[Stored data]
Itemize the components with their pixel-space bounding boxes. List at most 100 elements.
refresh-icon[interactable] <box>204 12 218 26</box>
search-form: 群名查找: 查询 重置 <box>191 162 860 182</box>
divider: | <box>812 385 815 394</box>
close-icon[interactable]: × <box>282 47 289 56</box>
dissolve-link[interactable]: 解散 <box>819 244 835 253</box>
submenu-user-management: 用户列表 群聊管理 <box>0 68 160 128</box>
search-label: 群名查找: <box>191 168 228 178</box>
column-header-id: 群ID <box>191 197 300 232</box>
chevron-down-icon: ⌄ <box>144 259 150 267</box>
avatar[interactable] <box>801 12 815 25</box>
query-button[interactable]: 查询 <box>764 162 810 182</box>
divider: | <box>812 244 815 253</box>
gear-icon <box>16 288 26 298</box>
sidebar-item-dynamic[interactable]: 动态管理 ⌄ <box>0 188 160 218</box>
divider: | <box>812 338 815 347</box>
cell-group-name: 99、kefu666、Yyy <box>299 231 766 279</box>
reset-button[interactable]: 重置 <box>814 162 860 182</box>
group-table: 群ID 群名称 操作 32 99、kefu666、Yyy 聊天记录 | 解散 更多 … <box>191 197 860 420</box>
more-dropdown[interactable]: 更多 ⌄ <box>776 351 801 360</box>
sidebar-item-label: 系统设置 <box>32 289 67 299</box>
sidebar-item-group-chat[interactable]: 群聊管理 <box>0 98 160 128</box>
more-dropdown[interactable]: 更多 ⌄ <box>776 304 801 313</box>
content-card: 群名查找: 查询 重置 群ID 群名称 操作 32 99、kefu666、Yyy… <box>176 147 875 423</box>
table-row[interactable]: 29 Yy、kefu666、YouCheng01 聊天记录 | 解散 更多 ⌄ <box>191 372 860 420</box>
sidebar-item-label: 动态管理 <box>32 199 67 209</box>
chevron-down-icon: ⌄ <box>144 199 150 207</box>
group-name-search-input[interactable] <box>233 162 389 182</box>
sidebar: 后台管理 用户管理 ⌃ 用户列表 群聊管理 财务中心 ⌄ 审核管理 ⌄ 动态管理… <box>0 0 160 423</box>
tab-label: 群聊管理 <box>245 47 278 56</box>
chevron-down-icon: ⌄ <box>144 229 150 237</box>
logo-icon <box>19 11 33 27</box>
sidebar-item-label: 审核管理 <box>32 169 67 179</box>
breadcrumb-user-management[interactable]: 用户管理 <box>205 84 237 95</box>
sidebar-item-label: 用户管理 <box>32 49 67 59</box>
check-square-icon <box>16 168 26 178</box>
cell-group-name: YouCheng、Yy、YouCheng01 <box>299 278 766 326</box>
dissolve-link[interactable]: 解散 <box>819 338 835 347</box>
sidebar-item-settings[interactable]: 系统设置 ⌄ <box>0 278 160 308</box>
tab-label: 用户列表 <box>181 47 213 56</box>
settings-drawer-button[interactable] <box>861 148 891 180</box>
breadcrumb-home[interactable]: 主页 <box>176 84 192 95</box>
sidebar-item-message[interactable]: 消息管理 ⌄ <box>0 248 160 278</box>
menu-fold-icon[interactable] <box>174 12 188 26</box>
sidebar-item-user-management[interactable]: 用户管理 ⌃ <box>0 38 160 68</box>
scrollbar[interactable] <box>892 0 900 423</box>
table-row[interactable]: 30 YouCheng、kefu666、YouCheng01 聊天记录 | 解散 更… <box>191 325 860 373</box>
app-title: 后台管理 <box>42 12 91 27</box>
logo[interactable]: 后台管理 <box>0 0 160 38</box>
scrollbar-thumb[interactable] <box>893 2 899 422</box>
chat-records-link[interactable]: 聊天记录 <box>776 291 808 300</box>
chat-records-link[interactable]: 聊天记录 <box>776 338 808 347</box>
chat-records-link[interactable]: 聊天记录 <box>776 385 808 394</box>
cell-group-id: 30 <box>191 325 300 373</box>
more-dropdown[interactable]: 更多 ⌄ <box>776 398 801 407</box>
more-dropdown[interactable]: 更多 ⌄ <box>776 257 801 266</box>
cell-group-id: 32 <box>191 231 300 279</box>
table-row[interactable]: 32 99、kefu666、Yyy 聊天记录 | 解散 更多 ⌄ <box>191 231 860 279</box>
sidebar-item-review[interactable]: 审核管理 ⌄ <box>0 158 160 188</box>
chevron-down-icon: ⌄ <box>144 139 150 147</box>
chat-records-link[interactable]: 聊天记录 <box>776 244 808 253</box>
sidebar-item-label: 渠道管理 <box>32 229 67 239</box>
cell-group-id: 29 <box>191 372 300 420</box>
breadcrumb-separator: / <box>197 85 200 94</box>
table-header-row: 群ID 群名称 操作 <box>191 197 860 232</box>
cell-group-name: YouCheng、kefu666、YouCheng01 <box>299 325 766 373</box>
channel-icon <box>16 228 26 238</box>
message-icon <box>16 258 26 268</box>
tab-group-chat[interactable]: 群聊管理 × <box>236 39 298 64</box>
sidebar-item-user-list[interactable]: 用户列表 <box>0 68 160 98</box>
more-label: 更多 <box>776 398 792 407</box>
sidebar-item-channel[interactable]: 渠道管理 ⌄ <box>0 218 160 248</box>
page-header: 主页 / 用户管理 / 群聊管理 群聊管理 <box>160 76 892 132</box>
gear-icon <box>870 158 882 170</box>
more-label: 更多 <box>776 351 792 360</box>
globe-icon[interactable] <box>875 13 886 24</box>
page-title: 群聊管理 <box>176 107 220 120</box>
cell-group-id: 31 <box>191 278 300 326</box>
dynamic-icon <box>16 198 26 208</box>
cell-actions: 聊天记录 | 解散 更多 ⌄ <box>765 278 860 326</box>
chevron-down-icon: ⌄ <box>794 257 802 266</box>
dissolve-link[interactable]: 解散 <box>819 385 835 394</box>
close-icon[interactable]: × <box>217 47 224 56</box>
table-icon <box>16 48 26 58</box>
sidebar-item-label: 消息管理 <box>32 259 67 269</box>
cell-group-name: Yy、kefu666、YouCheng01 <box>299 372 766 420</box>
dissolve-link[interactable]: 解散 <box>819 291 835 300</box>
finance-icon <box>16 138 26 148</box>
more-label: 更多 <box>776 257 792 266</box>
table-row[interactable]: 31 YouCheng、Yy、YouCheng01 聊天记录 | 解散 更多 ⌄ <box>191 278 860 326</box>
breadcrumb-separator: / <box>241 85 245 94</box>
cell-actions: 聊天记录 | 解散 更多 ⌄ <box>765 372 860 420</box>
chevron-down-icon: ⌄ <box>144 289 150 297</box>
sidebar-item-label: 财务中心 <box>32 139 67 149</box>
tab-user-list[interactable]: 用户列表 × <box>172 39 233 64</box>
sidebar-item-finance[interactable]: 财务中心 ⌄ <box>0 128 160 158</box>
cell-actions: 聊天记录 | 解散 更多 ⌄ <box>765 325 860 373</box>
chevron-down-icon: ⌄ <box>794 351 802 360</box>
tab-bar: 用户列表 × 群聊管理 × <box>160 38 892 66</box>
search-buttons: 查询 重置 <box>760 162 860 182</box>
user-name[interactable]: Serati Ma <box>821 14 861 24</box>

> [YOUR GOAL] Reproduce the whole listing above line by line, keeping every character unchanged.

> [FINISHED TASK]
Itemize the components with their pixel-space bounding boxes. List at most 100 elements.
refresh-icon[interactable] <box>204 12 218 26</box>
search-form: 群名查找: 查询 重置 <box>191 162 860 182</box>
divider: | <box>812 385 815 394</box>
close-icon[interactable]: × <box>282 47 289 56</box>
dissolve-link[interactable]: 解散 <box>819 244 835 253</box>
submenu-user-management: 用户列表 群聊管理 <box>0 68 160 128</box>
search-label: 群名查找: <box>191 168 228 178</box>
column-header-id: 群ID <box>191 197 300 232</box>
chevron-down-icon: ⌄ <box>144 259 150 267</box>
avatar[interactable] <box>801 12 815 25</box>
query-button[interactable]: 查询 <box>764 162 810 182</box>
divider: | <box>812 244 815 253</box>
gear-icon <box>16 288 26 298</box>
sidebar-item-dynamic[interactable]: 动态管理 ⌄ <box>0 188 160 218</box>
divider: | <box>812 338 815 347</box>
cell-group-name: 99、kefu666、Yyy <box>299 231 766 279</box>
reset-button[interactable]: 重置 <box>814 162 860 182</box>
group-table: 群ID 群名称 操作 32 99、kefu666、Yyy 聊天记录 | 解散 更多 … <box>191 197 860 420</box>
more-dropdown[interactable]: 更多 ⌄ <box>776 351 801 360</box>
sidebar-item-label: 系统设置 <box>32 289 67 299</box>
sidebar-item-group-chat[interactable]: 群聊管理 <box>0 98 160 128</box>
more-dropdown[interactable]: 更多 ⌄ <box>776 304 801 313</box>
content-card: 群名查找: 查询 重置 群ID 群名称 操作 32 99、kefu666、Yyy… <box>176 147 875 423</box>
table-row[interactable]: 29 Yy、kefu666、YouCheng01 聊天记录 | 解散 更多 ⌄ <box>191 372 860 420</box>
sidebar-item-label: 动态管理 <box>32 199 67 209</box>
chevron-down-icon: ⌄ <box>144 199 150 207</box>
group-name-search-input[interactable] <box>233 162 389 182</box>
sidebar: 后台管理 用户管理 ⌃ 用户列表 群聊管理 财务中心 ⌄ 审核管理 ⌄ 动态管理… <box>0 0 160 423</box>
tab-label: 群聊管理 <box>245 47 278 56</box>
chevron-down-icon: ⌄ <box>144 229 150 237</box>
logo-icon <box>19 11 33 27</box>
sidebar-item-label: 审核管理 <box>32 169 67 179</box>
breadcrumb-user-management[interactable]: 用户管理 <box>205 84 237 95</box>
sidebar-item-label: 用户管理 <box>32 49 67 59</box>
check-square-icon <box>16 168 26 178</box>
cell-group-name: YouCheng、Yy、YouCheng01 <box>299 278 766 326</box>
dissolve-link[interactable]: 解散 <box>819 338 835 347</box>
sidebar-item-settings[interactable]: 系统设置 ⌄ <box>0 278 160 308</box>
tab-label: 用户列表 <box>181 47 213 56</box>
settings-drawer-button[interactable] <box>861 148 891 180</box>
breadcrumb-home[interactable]: 主页 <box>176 84 192 95</box>
sidebar-item-message[interactable]: 消息管理 ⌄ <box>0 248 160 278</box>
menu-fold-icon[interactable] <box>174 12 188 26</box>
sidebar-item-user-management[interactable]: 用户管理 ⌃ <box>0 38 160 68</box>
scrollbar[interactable] <box>892 0 900 423</box>
table-row[interactable]: 30 YouCheng、kefu666、YouCheng01 聊天记录 | 解散 更… <box>191 325 860 373</box>
app-title: 后台管理 <box>42 12 91 27</box>
logo[interactable]: 后台管理 <box>0 0 160 38</box>
scrollbar-thumb[interactable] <box>893 2 899 422</box>
chat-records-link[interactable]: 聊天记录 <box>776 291 808 300</box>
chat-records-link[interactable]: 聊天记录 <box>776 338 808 347</box>
chat-records-link[interactable]: 聊天记录 <box>776 385 808 394</box>
cell-group-id: 30 <box>191 325 300 373</box>
more-dropdown[interactable]: 更多 ⌄ <box>776 398 801 407</box>
more-dropdown[interactable]: 更多 ⌄ <box>776 257 801 266</box>
cell-group-id: 32 <box>191 231 300 279</box>
table-row[interactable]: 32 99、kefu666、Yyy 聊天记录 | 解散 更多 ⌄ <box>191 231 860 279</box>
sidebar-item-review[interactable]: 审核管理 ⌄ <box>0 158 160 188</box>
chevron-down-icon: ⌄ <box>144 139 150 147</box>
chat-records-link[interactable]: 聊天记录 <box>776 244 808 253</box>
sidebar-item-label: 渠道管理 <box>32 229 67 239</box>
cell-group-id: 29 <box>191 372 300 420</box>
breadcrumb-separator: / <box>197 85 200 94</box>
table-header-row: 群ID 群名称 操作 <box>191 197 860 232</box>
cell-group-name: YouCheng、kefu666、YouCheng01 <box>299 325 766 373</box>
channel-icon <box>16 228 26 238</box>
message-icon <box>16 258 26 268</box>
tab-group-chat[interactable]: 群聊管理 × <box>236 39 298 64</box>
sidebar-item-user-list[interactable]: 用户列表 <box>0 68 160 98</box>
more-label: 更多 <box>776 398 792 407</box>
sidebar-item-channel[interactable]: 渠道管理 ⌄ <box>0 218 160 248</box>
page-header: 主页 / 用户管理 / 群聊管理 群聊管理 <box>160 76 892 132</box>
gear-icon <box>870 158 882 170</box>
more-label: 更多 <box>776 351 792 360</box>
globe-icon[interactable] <box>875 13 886 24</box>
page-title: 群聊管理 <box>176 107 220 120</box>
cell-group-id: 31 <box>191 278 300 326</box>
dynamic-icon <box>16 198 26 208</box>
cell-actions: 聊天记录 | 解散 更多 ⌄ <box>765 278 860 326</box>
chevron-down-icon: ⌄ <box>794 257 802 266</box>
dissolve-link[interactable]: 解散 <box>819 385 835 394</box>
close-icon[interactable]: × <box>217 47 224 56</box>
table-icon <box>16 48 26 58</box>
sidebar-item-label: 消息管理 <box>32 259 67 269</box>
cell-group-name: Yy、kefu666、YouCheng01 <box>299 372 766 420</box>
dissolve-link[interactable]: 解散 <box>819 291 835 300</box>
finance-icon <box>16 138 26 148</box>
more-label: 更多 <box>776 257 792 266</box>
table-row[interactable]: 31 YouCheng、Yy、YouCheng01 聊天记录 | 解散 更多 ⌄ <box>191 278 860 326</box>
breadcrumb-separator: / <box>241 85 245 94</box>
cell-actions: 聊天记录 | 解散 更多 ⌄ <box>765 372 860 420</box>
chevron-down-icon: ⌄ <box>144 289 150 297</box>
sidebar-item-label: 财务中心 <box>32 139 67 149</box>
tab-user-list[interactable]: 用户列表 × <box>172 39 233 64</box>
sidebar-item-finance[interactable]: 财务中心 ⌄ <box>0 128 160 158</box>
cell-actions: 聊天记录 | 解散 更多 ⌄ <box>765 325 860 373</box>
chevron-down-icon: ⌄ <box>794 351 802 360</box>
tab-bar: 用户列表 × 群聊管理 × <box>160 38 892 66</box>
search-buttons: 查询 重置 <box>760 162 860 182</box>
user-name[interactable]: Serati Ma <box>821 14 861 24</box>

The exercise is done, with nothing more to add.